= Task =
Beneath this task is a listing. State how many of its lines include the string "role", giving nothing but the number.

** begin The input **

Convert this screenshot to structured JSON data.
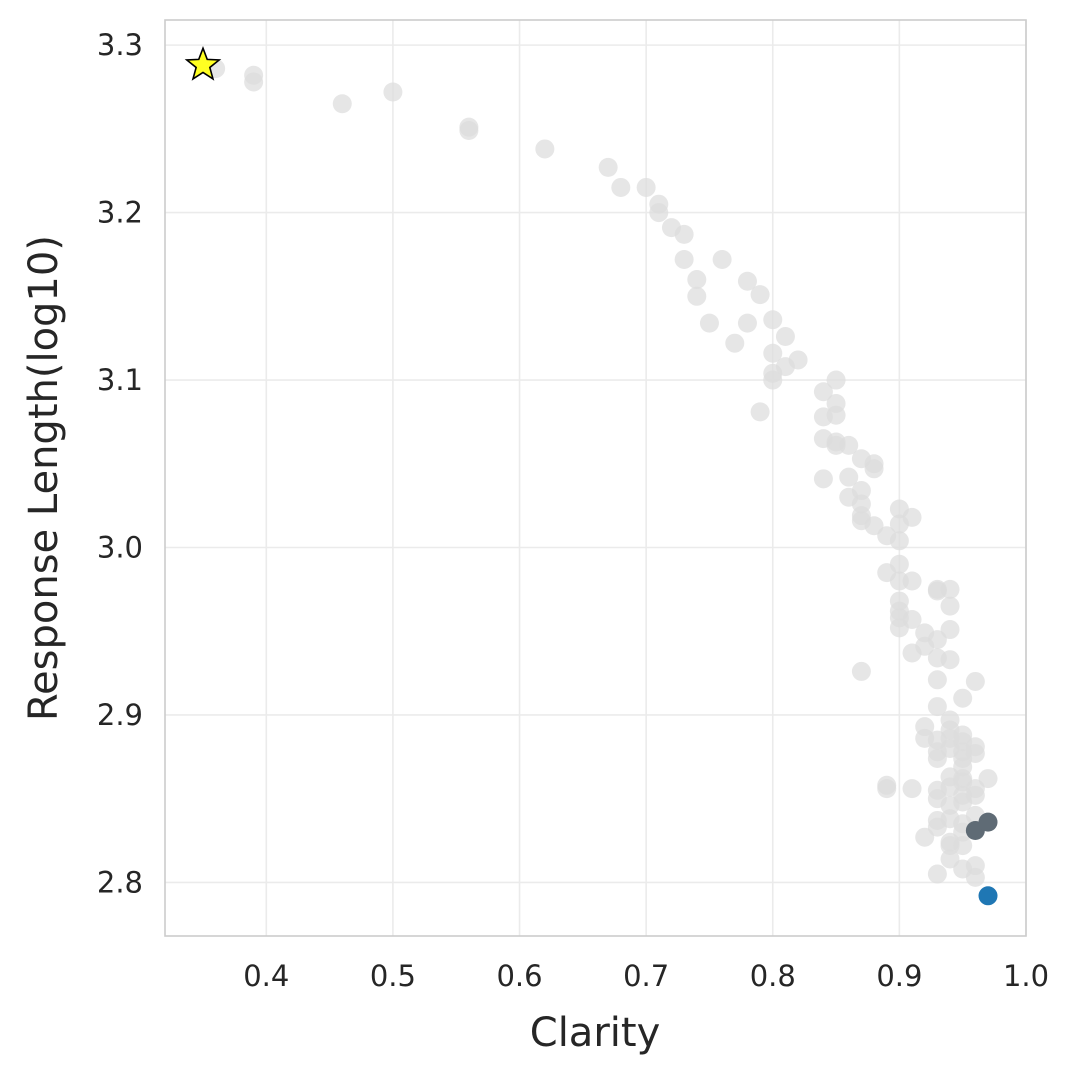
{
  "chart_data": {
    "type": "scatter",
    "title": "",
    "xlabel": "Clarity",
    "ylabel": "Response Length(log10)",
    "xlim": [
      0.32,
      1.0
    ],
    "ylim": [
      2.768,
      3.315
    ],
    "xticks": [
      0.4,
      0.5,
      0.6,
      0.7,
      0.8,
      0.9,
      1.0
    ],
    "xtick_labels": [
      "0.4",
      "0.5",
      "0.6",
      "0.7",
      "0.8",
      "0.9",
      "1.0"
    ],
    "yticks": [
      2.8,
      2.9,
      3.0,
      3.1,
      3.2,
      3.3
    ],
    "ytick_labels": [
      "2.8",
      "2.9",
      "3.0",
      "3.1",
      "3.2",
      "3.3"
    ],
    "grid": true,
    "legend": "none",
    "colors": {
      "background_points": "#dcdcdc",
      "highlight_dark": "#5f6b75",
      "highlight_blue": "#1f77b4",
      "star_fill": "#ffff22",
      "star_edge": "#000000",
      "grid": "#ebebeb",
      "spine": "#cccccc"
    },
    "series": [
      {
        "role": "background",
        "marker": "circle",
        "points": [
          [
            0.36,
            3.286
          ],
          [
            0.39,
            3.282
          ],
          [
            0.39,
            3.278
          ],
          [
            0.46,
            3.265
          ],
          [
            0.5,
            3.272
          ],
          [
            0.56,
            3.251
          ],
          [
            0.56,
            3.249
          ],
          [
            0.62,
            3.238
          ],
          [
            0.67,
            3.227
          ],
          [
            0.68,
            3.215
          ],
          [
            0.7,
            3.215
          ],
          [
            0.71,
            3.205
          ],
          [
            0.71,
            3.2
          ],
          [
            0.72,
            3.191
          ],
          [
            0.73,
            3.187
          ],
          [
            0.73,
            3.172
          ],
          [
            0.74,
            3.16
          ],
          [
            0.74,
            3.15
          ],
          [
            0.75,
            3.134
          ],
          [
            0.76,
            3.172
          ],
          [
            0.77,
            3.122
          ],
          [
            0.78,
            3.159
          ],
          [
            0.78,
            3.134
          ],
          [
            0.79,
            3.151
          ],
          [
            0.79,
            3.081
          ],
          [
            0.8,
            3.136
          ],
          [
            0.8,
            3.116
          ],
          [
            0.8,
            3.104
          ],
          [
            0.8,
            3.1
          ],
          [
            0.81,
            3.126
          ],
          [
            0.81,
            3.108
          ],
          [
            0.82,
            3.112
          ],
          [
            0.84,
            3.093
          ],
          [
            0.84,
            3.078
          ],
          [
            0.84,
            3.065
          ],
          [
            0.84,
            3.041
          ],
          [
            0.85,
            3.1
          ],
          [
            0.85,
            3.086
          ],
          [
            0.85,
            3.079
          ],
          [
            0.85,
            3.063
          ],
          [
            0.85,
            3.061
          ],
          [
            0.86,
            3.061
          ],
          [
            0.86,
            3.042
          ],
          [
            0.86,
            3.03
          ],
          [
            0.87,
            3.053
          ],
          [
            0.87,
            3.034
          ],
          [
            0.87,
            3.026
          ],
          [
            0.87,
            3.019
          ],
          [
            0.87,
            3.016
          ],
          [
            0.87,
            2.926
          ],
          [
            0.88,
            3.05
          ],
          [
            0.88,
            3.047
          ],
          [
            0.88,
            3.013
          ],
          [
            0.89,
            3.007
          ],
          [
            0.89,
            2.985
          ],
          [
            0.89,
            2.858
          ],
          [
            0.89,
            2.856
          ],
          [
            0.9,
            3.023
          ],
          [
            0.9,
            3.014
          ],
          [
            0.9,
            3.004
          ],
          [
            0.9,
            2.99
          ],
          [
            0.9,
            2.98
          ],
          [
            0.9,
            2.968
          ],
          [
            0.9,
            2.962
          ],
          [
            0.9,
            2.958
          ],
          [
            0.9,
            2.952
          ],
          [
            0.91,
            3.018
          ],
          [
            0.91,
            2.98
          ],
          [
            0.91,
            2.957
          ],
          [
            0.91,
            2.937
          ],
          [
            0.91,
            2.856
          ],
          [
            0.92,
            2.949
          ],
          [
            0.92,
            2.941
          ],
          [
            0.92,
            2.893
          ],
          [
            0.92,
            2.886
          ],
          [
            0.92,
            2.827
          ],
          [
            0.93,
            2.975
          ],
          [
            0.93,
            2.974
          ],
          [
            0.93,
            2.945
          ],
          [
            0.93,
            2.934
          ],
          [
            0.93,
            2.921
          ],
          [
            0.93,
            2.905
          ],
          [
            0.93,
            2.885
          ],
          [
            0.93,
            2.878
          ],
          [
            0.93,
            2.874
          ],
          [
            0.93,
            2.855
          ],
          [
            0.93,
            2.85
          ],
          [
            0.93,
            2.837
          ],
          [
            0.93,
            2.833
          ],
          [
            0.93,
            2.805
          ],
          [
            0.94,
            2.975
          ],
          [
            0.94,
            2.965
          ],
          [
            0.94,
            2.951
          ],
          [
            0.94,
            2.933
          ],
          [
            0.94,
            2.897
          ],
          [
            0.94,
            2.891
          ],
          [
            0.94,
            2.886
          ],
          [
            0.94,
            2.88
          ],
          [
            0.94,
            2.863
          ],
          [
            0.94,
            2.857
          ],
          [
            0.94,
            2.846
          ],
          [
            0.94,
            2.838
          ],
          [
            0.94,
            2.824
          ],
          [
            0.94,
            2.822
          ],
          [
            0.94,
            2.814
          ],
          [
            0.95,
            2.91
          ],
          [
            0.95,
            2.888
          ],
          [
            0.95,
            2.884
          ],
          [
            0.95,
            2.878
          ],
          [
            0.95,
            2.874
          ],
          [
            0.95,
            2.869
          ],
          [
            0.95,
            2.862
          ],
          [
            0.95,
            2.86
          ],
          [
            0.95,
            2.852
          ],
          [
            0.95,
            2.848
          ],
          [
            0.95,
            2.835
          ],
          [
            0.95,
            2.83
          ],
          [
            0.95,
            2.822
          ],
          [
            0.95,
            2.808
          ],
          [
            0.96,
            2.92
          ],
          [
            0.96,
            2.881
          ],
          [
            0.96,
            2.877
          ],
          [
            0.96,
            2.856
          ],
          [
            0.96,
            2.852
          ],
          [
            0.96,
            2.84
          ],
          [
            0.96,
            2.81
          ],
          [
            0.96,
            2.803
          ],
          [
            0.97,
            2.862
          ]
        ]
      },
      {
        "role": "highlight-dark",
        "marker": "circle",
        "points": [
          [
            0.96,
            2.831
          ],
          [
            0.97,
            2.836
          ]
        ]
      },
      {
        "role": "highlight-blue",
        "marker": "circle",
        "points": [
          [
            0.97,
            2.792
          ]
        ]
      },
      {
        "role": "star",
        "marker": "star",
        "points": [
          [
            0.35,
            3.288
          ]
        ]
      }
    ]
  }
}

** end The input **

= The answer =
4